YOUR TASK
Go through the material below and report how many lines contain "Contact". Give only the number.
:::
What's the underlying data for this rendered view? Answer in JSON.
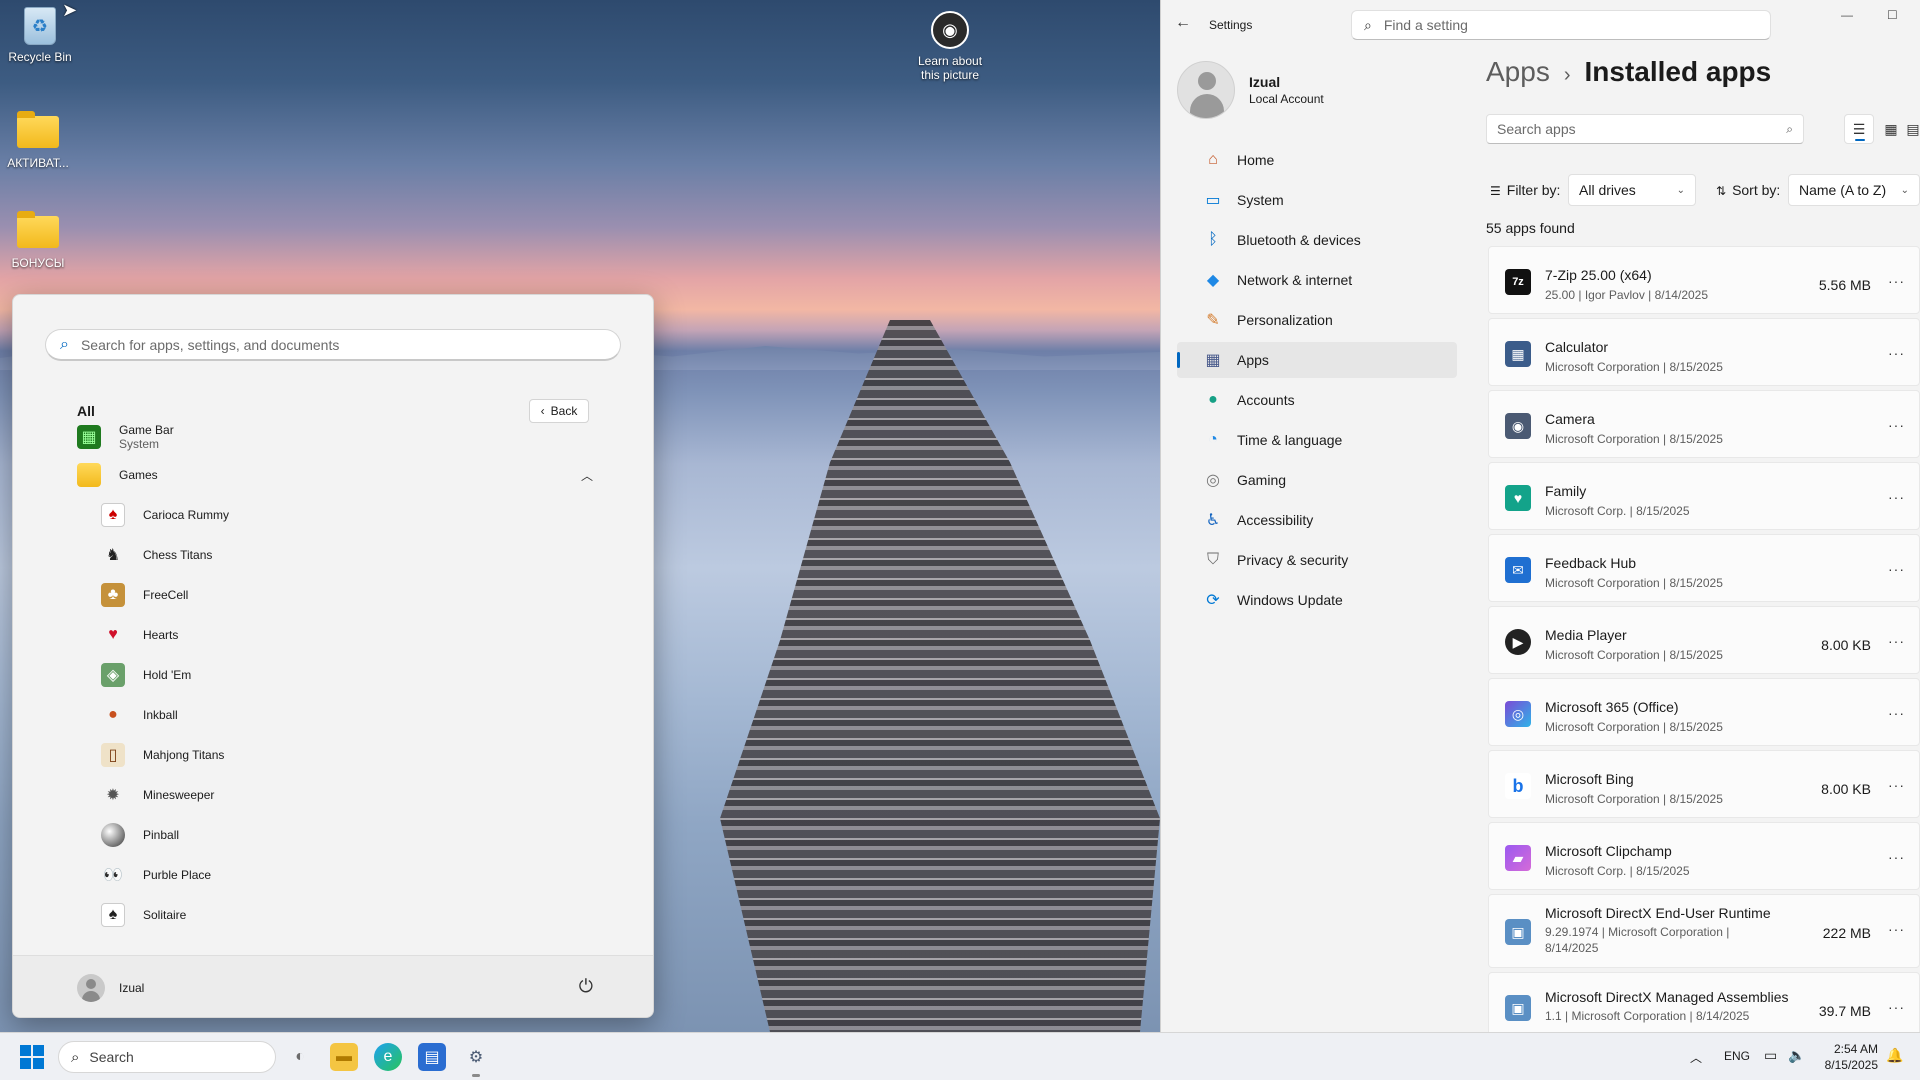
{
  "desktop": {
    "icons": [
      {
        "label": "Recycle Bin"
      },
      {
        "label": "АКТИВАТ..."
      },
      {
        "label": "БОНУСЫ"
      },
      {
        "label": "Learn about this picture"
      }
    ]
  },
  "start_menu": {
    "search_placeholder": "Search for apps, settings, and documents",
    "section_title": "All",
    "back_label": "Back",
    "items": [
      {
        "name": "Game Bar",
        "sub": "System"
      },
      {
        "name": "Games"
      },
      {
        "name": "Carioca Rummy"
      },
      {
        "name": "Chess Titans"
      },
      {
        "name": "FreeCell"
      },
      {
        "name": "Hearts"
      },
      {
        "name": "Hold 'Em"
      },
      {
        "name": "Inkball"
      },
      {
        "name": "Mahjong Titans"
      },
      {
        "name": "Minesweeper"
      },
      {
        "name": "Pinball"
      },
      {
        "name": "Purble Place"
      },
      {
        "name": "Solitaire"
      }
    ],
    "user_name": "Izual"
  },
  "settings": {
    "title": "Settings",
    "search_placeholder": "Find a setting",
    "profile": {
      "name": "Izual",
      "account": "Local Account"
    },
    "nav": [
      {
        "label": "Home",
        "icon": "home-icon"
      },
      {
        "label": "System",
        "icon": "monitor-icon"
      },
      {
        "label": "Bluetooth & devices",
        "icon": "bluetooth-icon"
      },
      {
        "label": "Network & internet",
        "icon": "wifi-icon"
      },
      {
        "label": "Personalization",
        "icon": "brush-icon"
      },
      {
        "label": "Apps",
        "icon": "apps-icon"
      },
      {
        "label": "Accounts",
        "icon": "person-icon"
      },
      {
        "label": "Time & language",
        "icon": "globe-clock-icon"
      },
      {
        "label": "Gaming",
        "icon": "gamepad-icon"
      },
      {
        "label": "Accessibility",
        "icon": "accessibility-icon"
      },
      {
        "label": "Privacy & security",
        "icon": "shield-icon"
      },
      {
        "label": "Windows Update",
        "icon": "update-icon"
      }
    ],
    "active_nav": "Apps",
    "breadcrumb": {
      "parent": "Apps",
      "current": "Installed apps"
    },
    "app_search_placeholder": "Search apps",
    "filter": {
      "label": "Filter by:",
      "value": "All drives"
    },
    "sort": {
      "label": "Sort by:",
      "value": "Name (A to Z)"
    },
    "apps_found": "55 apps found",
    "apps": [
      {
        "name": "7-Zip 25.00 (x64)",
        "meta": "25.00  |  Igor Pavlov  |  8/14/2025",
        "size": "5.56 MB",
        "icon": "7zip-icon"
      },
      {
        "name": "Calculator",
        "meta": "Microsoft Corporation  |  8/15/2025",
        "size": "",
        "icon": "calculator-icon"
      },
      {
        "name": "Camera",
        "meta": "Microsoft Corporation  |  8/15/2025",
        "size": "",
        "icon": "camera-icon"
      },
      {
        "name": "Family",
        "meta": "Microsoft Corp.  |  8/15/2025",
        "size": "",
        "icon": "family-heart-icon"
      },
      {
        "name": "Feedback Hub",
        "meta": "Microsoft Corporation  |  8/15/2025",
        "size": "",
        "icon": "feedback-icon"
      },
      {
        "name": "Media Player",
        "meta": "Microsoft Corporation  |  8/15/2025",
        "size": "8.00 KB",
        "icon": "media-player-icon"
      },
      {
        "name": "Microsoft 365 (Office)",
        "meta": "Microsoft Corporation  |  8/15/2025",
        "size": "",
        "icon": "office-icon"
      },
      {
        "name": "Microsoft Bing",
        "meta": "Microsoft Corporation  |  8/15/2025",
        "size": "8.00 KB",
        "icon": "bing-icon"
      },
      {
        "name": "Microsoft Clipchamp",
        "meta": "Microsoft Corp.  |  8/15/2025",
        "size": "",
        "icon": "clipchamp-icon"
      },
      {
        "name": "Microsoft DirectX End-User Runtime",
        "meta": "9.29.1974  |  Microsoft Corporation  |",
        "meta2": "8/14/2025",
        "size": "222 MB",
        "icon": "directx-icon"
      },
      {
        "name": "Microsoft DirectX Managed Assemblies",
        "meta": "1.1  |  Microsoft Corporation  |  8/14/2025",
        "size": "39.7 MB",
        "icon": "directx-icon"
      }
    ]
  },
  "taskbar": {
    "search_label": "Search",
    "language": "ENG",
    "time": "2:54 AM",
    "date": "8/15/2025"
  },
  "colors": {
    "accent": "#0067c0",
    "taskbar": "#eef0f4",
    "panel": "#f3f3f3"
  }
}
:::
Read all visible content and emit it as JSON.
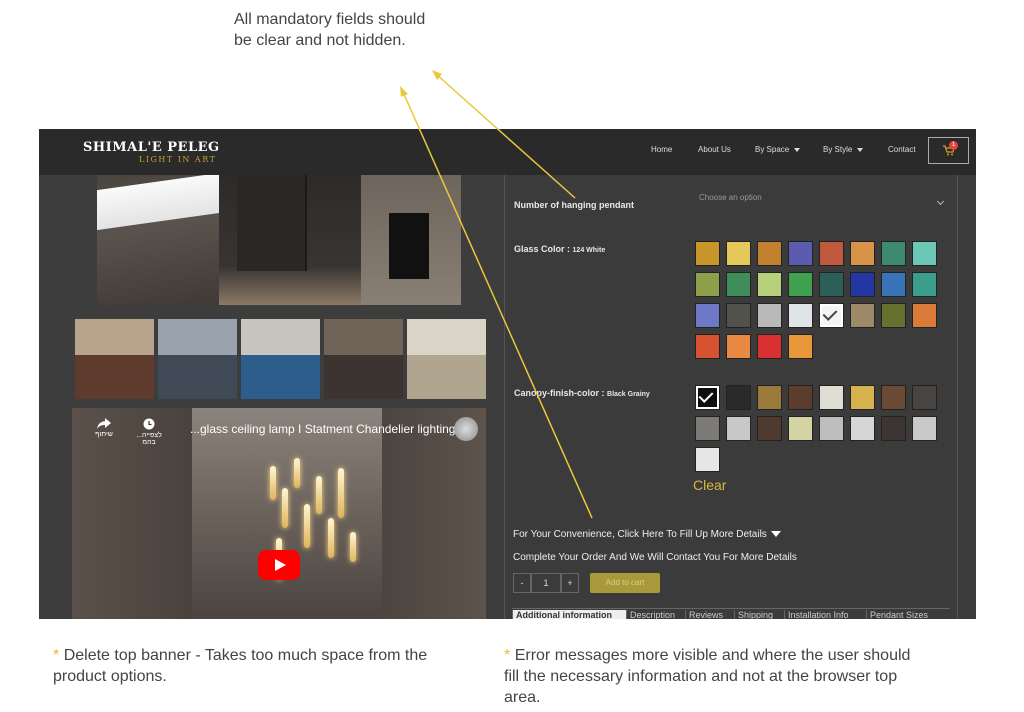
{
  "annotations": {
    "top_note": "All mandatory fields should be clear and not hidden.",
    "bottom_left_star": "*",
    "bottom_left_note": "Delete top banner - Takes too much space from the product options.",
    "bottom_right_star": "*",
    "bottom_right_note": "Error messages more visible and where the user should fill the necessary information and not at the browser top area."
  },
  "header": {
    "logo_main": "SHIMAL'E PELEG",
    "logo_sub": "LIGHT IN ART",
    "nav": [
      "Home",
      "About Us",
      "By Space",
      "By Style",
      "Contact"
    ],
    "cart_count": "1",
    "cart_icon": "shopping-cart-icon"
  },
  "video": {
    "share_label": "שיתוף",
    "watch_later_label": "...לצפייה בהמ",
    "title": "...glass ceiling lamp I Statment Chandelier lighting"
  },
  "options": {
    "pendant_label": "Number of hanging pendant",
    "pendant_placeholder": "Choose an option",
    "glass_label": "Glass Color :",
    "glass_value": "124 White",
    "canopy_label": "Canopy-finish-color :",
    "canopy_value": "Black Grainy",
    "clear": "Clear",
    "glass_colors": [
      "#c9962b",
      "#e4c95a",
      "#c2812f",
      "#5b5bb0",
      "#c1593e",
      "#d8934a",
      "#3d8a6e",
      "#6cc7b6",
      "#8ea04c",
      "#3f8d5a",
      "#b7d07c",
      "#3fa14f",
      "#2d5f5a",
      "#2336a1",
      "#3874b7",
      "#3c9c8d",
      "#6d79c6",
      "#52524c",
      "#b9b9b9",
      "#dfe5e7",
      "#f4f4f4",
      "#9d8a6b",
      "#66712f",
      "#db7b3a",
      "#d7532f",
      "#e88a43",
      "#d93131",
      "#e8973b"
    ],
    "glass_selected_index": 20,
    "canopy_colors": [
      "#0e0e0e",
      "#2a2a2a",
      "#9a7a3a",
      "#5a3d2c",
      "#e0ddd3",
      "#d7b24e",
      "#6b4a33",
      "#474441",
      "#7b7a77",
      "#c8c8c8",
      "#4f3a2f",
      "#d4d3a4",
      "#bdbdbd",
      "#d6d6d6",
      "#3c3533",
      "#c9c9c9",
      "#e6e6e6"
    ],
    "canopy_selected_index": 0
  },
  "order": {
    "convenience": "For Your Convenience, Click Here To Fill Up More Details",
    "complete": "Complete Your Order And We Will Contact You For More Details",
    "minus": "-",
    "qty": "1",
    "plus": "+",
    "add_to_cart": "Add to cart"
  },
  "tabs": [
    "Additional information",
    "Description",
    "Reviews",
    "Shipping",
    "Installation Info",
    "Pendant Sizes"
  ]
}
:::
FULL ANSWER
2